The problem: Copy every line of the listing below word for word, leaving out the pictures.

Element and box listings:
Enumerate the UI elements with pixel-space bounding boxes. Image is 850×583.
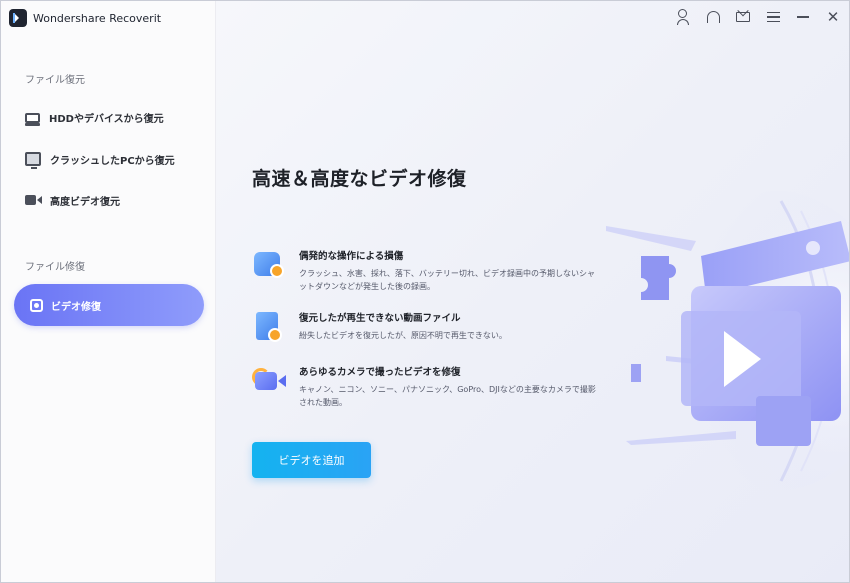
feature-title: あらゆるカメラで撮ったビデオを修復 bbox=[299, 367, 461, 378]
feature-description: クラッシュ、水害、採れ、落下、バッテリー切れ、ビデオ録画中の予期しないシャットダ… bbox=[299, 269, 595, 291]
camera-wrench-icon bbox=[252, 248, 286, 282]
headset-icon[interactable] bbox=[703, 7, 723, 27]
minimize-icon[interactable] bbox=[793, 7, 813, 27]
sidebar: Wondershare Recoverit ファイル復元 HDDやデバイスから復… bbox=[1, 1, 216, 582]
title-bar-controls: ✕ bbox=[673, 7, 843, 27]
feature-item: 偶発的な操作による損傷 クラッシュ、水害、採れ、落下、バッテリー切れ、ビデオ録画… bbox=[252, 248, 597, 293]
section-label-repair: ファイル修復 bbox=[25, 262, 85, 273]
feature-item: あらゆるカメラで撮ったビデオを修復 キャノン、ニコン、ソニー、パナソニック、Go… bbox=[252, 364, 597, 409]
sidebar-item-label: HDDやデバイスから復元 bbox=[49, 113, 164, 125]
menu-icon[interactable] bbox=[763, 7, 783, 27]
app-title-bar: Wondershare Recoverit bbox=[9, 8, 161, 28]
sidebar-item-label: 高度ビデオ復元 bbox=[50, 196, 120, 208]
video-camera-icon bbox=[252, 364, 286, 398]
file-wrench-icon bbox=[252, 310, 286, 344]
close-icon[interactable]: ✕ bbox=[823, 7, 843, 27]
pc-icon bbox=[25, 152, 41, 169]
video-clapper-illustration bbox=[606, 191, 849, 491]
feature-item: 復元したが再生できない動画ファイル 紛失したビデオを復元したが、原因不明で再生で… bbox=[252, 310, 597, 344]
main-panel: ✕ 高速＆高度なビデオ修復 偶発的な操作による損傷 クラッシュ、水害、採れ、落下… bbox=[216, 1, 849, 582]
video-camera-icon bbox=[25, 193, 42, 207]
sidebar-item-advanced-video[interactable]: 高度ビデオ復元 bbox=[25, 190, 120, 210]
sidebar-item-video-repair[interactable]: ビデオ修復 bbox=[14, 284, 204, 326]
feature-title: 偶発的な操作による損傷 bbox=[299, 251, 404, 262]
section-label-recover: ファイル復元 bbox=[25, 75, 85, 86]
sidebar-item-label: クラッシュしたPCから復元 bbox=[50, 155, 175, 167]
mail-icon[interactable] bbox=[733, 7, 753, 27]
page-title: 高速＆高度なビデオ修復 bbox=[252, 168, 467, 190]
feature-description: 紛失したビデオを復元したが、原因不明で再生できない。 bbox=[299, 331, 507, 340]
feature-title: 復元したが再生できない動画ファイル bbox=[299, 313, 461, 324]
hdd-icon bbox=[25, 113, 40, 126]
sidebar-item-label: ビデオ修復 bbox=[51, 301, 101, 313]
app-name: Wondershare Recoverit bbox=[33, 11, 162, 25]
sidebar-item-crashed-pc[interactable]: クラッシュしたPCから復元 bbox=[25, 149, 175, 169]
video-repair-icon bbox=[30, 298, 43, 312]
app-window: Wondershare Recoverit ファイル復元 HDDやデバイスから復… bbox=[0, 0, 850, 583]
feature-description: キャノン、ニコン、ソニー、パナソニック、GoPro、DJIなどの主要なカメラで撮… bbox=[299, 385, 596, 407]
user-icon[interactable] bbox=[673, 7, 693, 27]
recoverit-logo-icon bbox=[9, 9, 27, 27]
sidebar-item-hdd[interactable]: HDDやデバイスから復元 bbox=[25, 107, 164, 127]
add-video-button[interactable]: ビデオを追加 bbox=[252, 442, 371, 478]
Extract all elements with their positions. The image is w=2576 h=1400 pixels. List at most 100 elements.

Solution to this exercise:
Enumerate the UI elements with pixel-space bounding boxes. Image is 850×583.
feature-title: あらゆるカメラで撮ったビデオを修復 bbox=[299, 367, 461, 378]
feature-description: クラッシュ、水害、採れ、落下、バッテリー切れ、ビデオ録画中の予期しないシャットダ… bbox=[299, 269, 595, 291]
camera-wrench-icon bbox=[252, 248, 286, 282]
headset-icon[interactable] bbox=[703, 7, 723, 27]
minimize-icon[interactable] bbox=[793, 7, 813, 27]
sidebar: Wondershare Recoverit ファイル復元 HDDやデバイスから復… bbox=[1, 1, 216, 582]
title-bar-controls: ✕ bbox=[673, 7, 843, 27]
feature-item: 偶発的な操作による損傷 クラッシュ、水害、採れ、落下、バッテリー切れ、ビデオ録画… bbox=[252, 248, 597, 293]
section-label-repair: ファイル修復 bbox=[25, 262, 85, 273]
feature-item: あらゆるカメラで撮ったビデオを修復 キャノン、ニコン、ソニー、パナソニック、Go… bbox=[252, 364, 597, 409]
sidebar-item-label: HDDやデバイスから復元 bbox=[49, 113, 164, 125]
menu-icon[interactable] bbox=[763, 7, 783, 27]
app-title-bar: Wondershare Recoverit bbox=[9, 8, 161, 28]
sidebar-item-label: 高度ビデオ復元 bbox=[50, 196, 120, 208]
video-camera-icon bbox=[252, 364, 286, 398]
file-wrench-icon bbox=[252, 310, 286, 344]
close-icon[interactable]: ✕ bbox=[823, 7, 843, 27]
pc-icon bbox=[25, 152, 41, 169]
video-clapper-illustration bbox=[606, 191, 849, 491]
feature-item: 復元したが再生できない動画ファイル 紛失したビデオを復元したが、原因不明で再生で… bbox=[252, 310, 597, 344]
main-panel: ✕ 高速＆高度なビデオ修復 偶発的な操作による損傷 クラッシュ、水害、採れ、落下… bbox=[216, 1, 849, 582]
video-camera-icon bbox=[25, 193, 42, 207]
sidebar-item-advanced-video[interactable]: 高度ビデオ復元 bbox=[25, 190, 120, 210]
sidebar-item-video-repair[interactable]: ビデオ修復 bbox=[14, 284, 204, 326]
feature-title: 偶発的な操作による損傷 bbox=[299, 251, 404, 262]
section-label-recover: ファイル復元 bbox=[25, 75, 85, 86]
sidebar-item-label: クラッシュしたPCから復元 bbox=[50, 155, 175, 167]
mail-icon[interactable] bbox=[733, 7, 753, 27]
page-title: 高速＆高度なビデオ修復 bbox=[252, 168, 467, 190]
feature-description: 紛失したビデオを復元したが、原因不明で再生できない。 bbox=[299, 331, 507, 340]
feature-title: 復元したが再生できない動画ファイル bbox=[299, 313, 461, 324]
hdd-icon bbox=[25, 113, 40, 126]
sidebar-item-label: ビデオ修復 bbox=[51, 301, 101, 313]
app-name: Wondershare Recoverit bbox=[33, 11, 162, 25]
sidebar-item-crashed-pc[interactable]: クラッシュしたPCから復元 bbox=[25, 149, 175, 169]
video-repair-icon bbox=[30, 298, 43, 312]
app-window: Wondershare Recoverit ファイル復元 HDDやデバイスから復… bbox=[0, 0, 850, 583]
feature-description: キャノン、ニコン、ソニー、パナソニック、GoPro、DJIなどの主要なカメラで撮… bbox=[299, 385, 596, 407]
user-icon[interactable] bbox=[673, 7, 693, 27]
recoverit-logo-icon bbox=[9, 9, 27, 27]
sidebar-item-hdd[interactable]: HDDやデバイスから復元 bbox=[25, 107, 164, 127]
add-video-button[interactable]: ビデオを追加 bbox=[252, 442, 371, 478]
Extract all elements with their positions. The image is w=2576 h=1400 pixels. List at most 100 elements.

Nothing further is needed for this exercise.